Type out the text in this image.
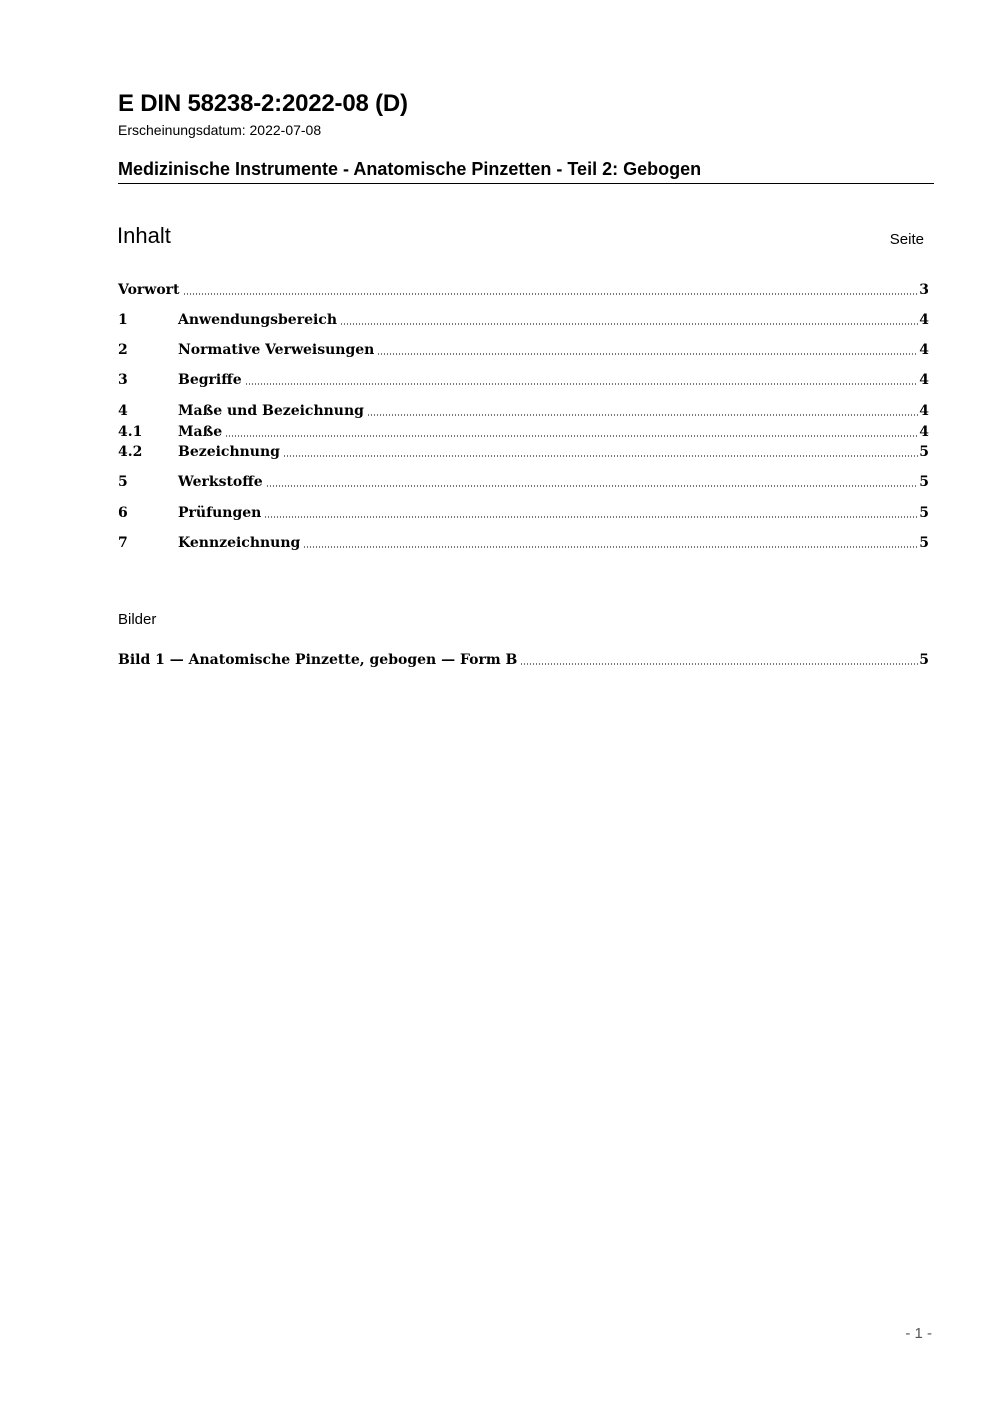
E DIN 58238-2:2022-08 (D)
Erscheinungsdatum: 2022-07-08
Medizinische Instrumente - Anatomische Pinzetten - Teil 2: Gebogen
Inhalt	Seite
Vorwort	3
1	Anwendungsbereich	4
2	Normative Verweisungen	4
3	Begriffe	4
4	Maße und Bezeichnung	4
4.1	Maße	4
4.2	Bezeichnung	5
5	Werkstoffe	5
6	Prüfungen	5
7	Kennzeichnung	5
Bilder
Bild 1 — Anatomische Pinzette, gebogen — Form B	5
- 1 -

WHAT TO WORK ON:
The listing above must be printed again exactly, minus its pictures.

CORRECT OUTPUT:
Type out the text in this image.
E DIN 58238-2:2022-08 (D)
Erscheinungsdatum: 2022-07-08
Medizinische Instrumente - Anatomische Pinzetten - Teil 2: Gebogen
Inhalt	Seite
Vorwort	3
1	Anwendungsbereich	4
2	Normative Verweisungen	4
3	Begriffe	4
4	Maße und Bezeichnung	4
4.1	Maße	4
4.2	Bezeichnung	5
5	Werkstoffe	5
6	Prüfungen	5
7	Kennzeichnung	5
Bilder
Bild 1 — Anatomische Pinzette, gebogen — Form B	5
- 1 -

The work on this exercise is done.